_DIRECTIVE_
Look through the material below for "JSON". Copy every line that contains it.

Entries with figure data:
◇ ◇ ◇ ◇ ◇
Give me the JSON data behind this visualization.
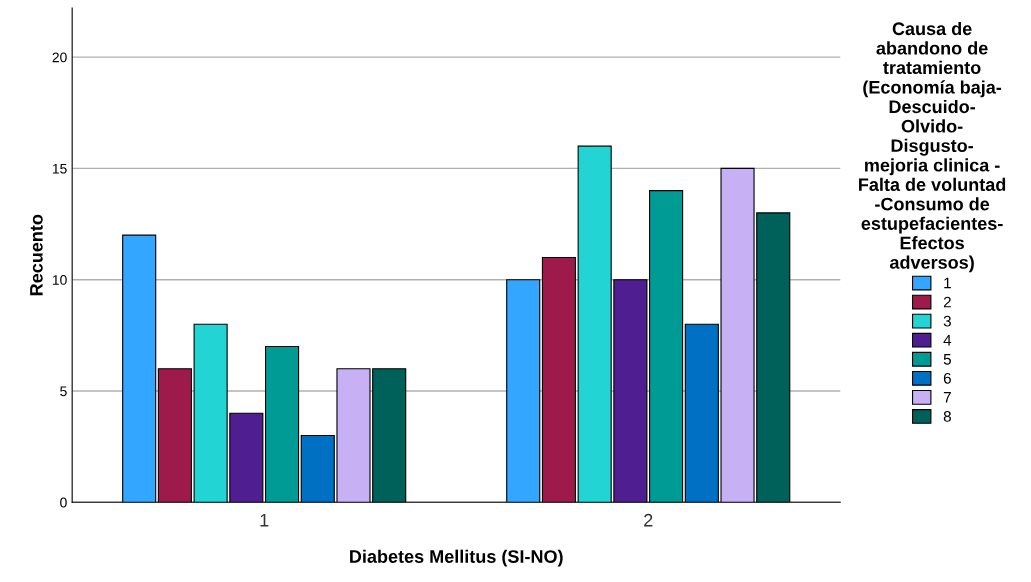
{
  "chart_data": {
    "type": "bar",
    "xlabel": "Diabetes Mellitus (SI-NO)",
    "ylabel": "Recuento",
    "legend_title": "Causa de\nabandono de\ntratamiento\n(Economía baja-\nDescuido-\nOlvido-\nDisgusto-\nmejoria clinica -\nFalta de voluntad\n-Consumo de\nestupefacientes-\nEfectos\nadversos)",
    "categories": [
      "1",
      "2"
    ],
    "series": [
      {
        "name": "1",
        "color": "#33a7ff",
        "values": [
          12,
          10
        ]
      },
      {
        "name": "2",
        "color": "#9e1a4a",
        "values": [
          6,
          11
        ]
      },
      {
        "name": "3",
        "color": "#23d4d4",
        "values": [
          8,
          16
        ]
      },
      {
        "name": "4",
        "color": "#4f1f91",
        "values": [
          4,
          10
        ]
      },
      {
        "name": "5",
        "color": "#009b95",
        "values": [
          7,
          14
        ]
      },
      {
        "name": "6",
        "color": "#0070c5",
        "values": [
          3,
          8
        ]
      },
      {
        "name": "7",
        "color": "#c8b0f5",
        "values": [
          6,
          15
        ]
      },
      {
        "name": "8",
        "color": "#00605a",
        "values": [
          6,
          13
        ]
      }
    ],
    "ylim": [
      0,
      22.2
    ],
    "yticks": [
      0,
      5,
      10,
      15,
      20
    ],
    "grid": "y",
    "legend": "right"
  }
}
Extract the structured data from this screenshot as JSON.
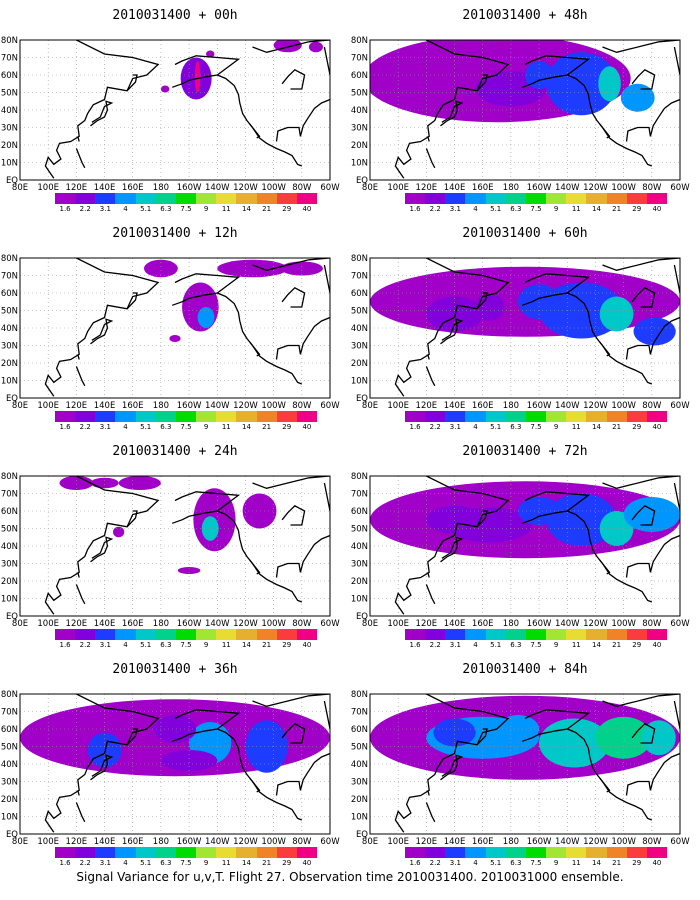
◇ ◇ ◇ ◇ ◇
_OUTPUT FOR THIS TASK_
Give me the JSON data behind this visualization.
Extract the structured data from this screenshot as JSON.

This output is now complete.